What is required: Would you repeat the listing exactly but omit every picture?

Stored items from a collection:
----

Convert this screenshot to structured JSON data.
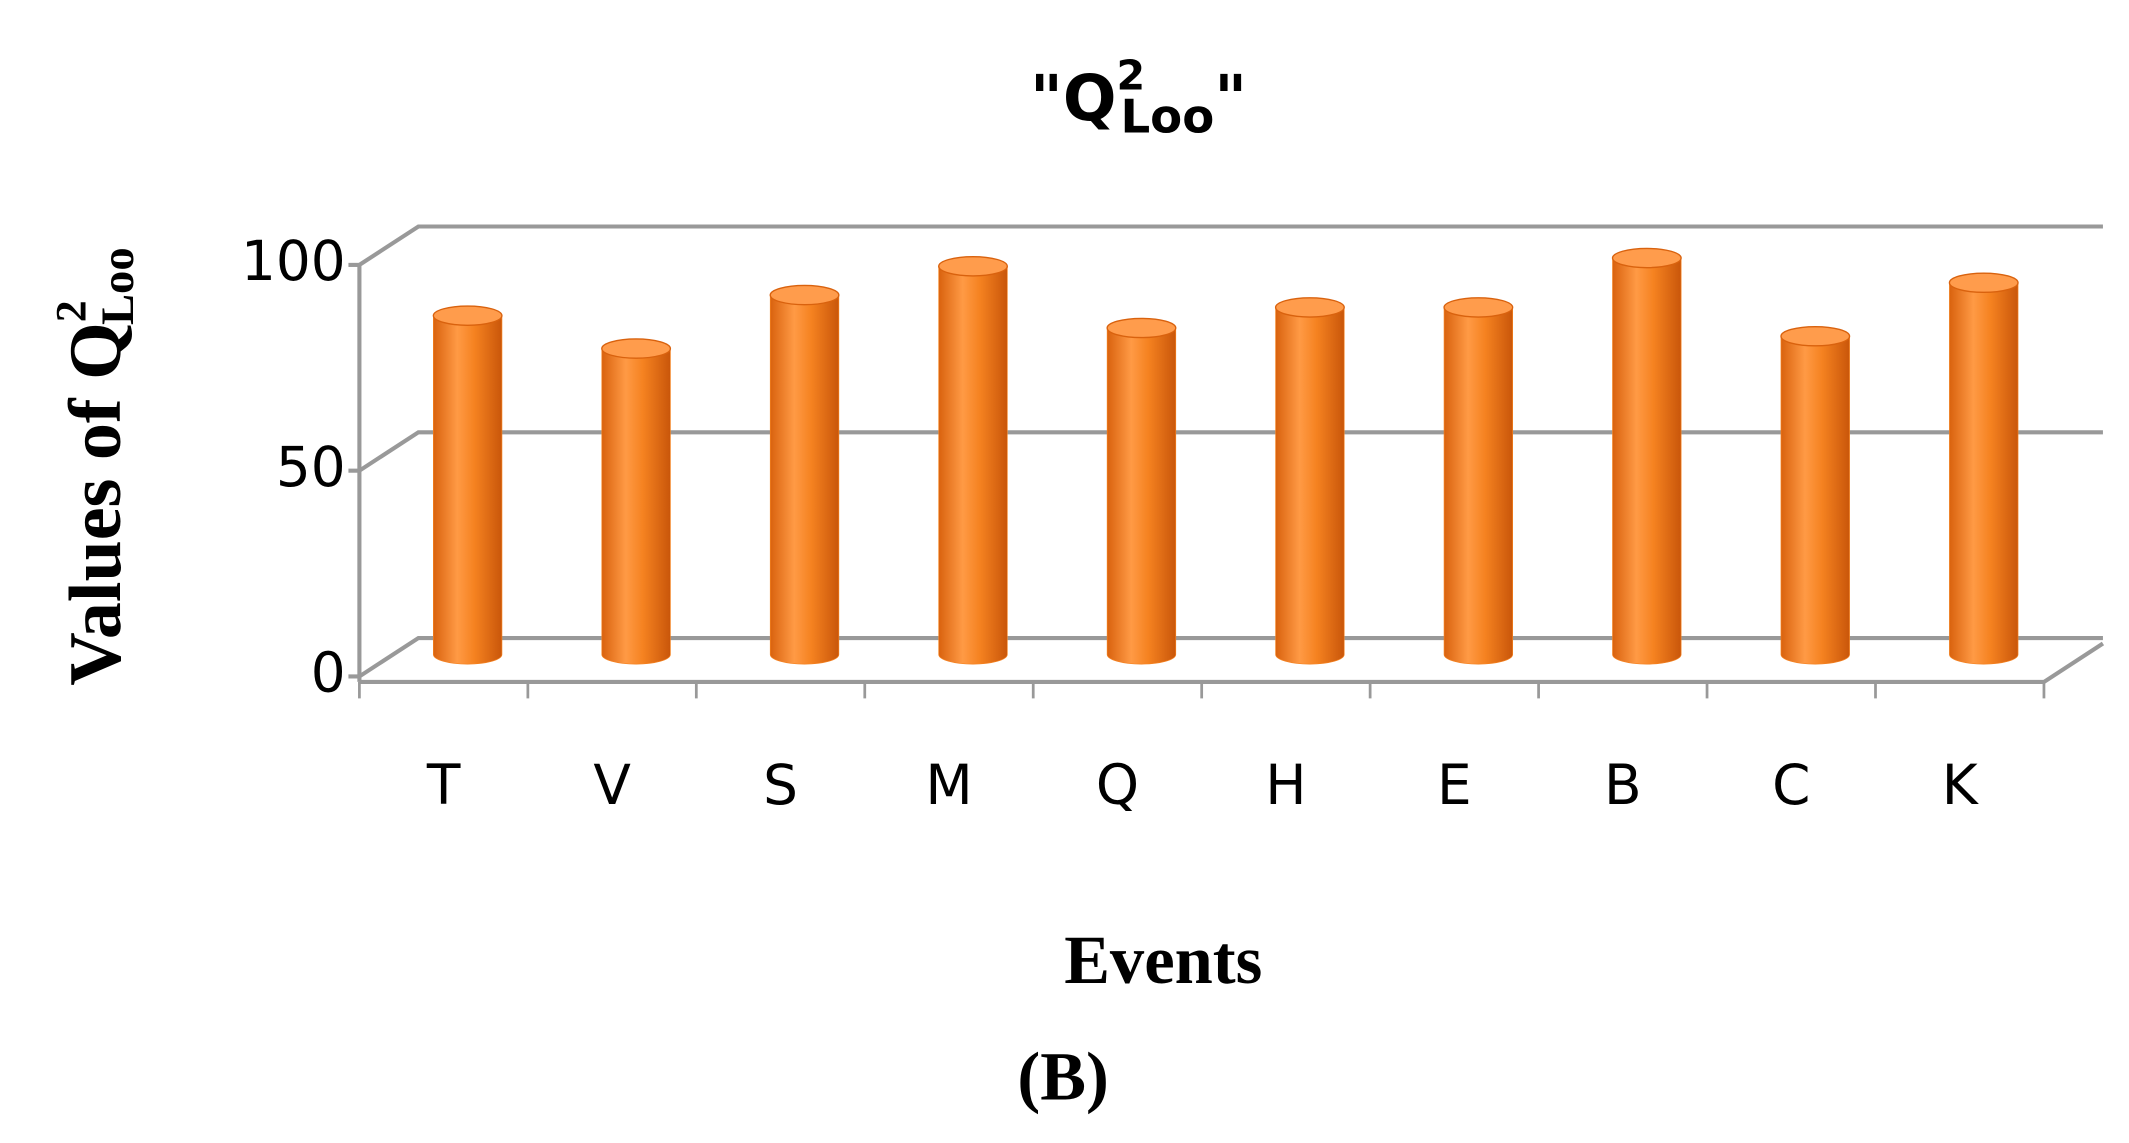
{
  "chart_data": {
    "type": "bar",
    "title": {
      "base": "\"Q",
      "sup": "2",
      "sub": "Loo",
      "end": "\""
    },
    "y_label": {
      "base": "Values of  Q",
      "sup": "2",
      "sub": "Loo"
    },
    "x_label": "Events",
    "panel_label": "(B)",
    "categories": [
      "T",
      "V",
      "S",
      "M",
      "Q",
      "H",
      "E",
      "B",
      "C",
      "K"
    ],
    "values": [
      83,
      75,
      88,
      95,
      80,
      85,
      85,
      97,
      78,
      91
    ],
    "color": "#f58220",
    "ylim": [
      0,
      100
    ],
    "yticks": [
      0,
      50,
      100
    ],
    "grid": true
  }
}
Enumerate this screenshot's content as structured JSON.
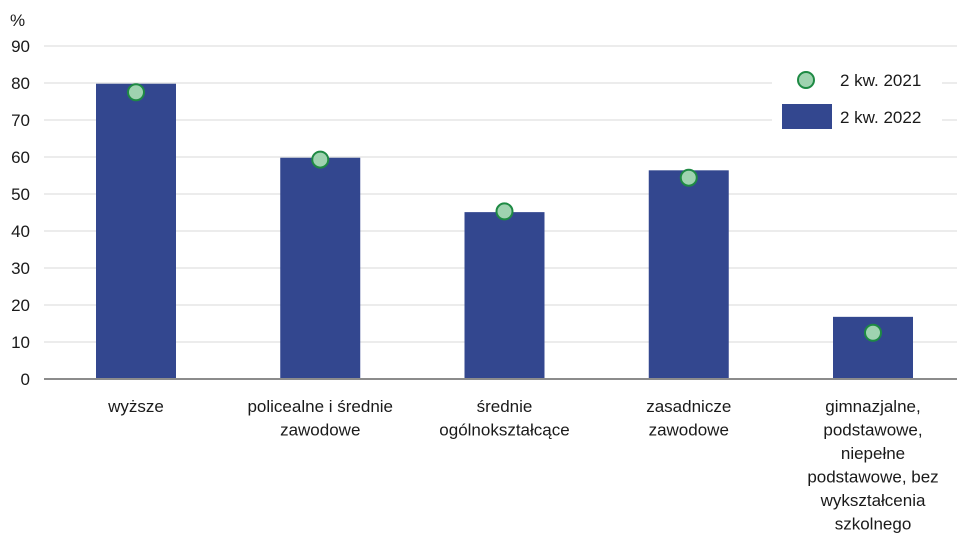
{
  "chart_data": {
    "type": "bar",
    "y_unit_label": "%",
    "ylim": [
      0,
      90
    ],
    "yticks": [
      0,
      10,
      20,
      30,
      40,
      50,
      60,
      70,
      80,
      90
    ],
    "grid": true,
    "legend_position": "top-right",
    "categories": [
      [
        "wyższe"
      ],
      [
        "policealne i średnie",
        "zawodowe"
      ],
      [
        "średnie",
        "ogólnokształcące"
      ],
      [
        "zasadnicze",
        "zawodowe"
      ],
      [
        "gimnazjalne,",
        "podstawowe,",
        "niepełne",
        "podstawowe, bez",
        "wykształcenia",
        "szkolnego"
      ]
    ],
    "series": [
      {
        "name": "2 kw. 2022",
        "kind": "bar",
        "color": "#33478f",
        "values": [
          79.8,
          59.8,
          45.1,
          56.4,
          16.8
        ]
      },
      {
        "name": "2 kw. 2021",
        "kind": "marker",
        "color": "#9fd3b0",
        "stroke": "#1e8a44",
        "values": [
          77.5,
          59.3,
          45.3,
          54.4,
          12.5
        ]
      }
    ]
  }
}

----

In response:
Convert this screenshot to structured JSON data.
{
  "chart_data": {
    "type": "bar",
    "title": {
      "base": "\"Q",
      "sup": "2",
      "sub": "Loo",
      "end": "\""
    },
    "y_label": {
      "base": "Values of  Q",
      "sup": "2",
      "sub": "Loo"
    },
    "x_label": "Events",
    "panel_label": "(B)",
    "categories": [
      "T",
      "V",
      "S",
      "M",
      "Q",
      "H",
      "E",
      "B",
      "C",
      "K"
    ],
    "values": [
      83,
      75,
      88,
      95,
      80,
      85,
      85,
      97,
      78,
      91
    ],
    "color": "#f58220",
    "ylim": [
      0,
      100
    ],
    "yticks": [
      0,
      50,
      100
    ],
    "grid": true
  }
}
Enumerate this screenshot's content as structured JSON.
{
  "chart_data": {
    "type": "bar",
    "y_unit_label": "%",
    "ylim": [
      0,
      90
    ],
    "yticks": [
      0,
      10,
      20,
      30,
      40,
      50,
      60,
      70,
      80,
      90
    ],
    "grid": true,
    "legend_position": "top-right",
    "categories": [
      [
        "wyższe"
      ],
      [
        "policealne i średnie",
        "zawodowe"
      ],
      [
        "średnie",
        "ogólnokształcące"
      ],
      [
        "zasadnicze",
        "zawodowe"
      ],
      [
        "gimnazjalne,",
        "podstawowe,",
        "niepełne",
        "podstawowe, bez",
        "wykształcenia",
        "szkolnego"
      ]
    ],
    "series": [
      {
        "name": "2 kw. 2022",
        "kind": "bar",
        "color": "#33478f",
        "values": [
          79.8,
          59.8,
          45.1,
          56.4,
          16.8
        ]
      },
      {
        "name": "2 kw. 2021",
        "kind": "marker",
        "color": "#9fd3b0",
        "stroke": "#1e8a44",
        "values": [
          77.5,
          59.3,
          45.3,
          54.4,
          12.5
        ]
      }
    ]
  }
}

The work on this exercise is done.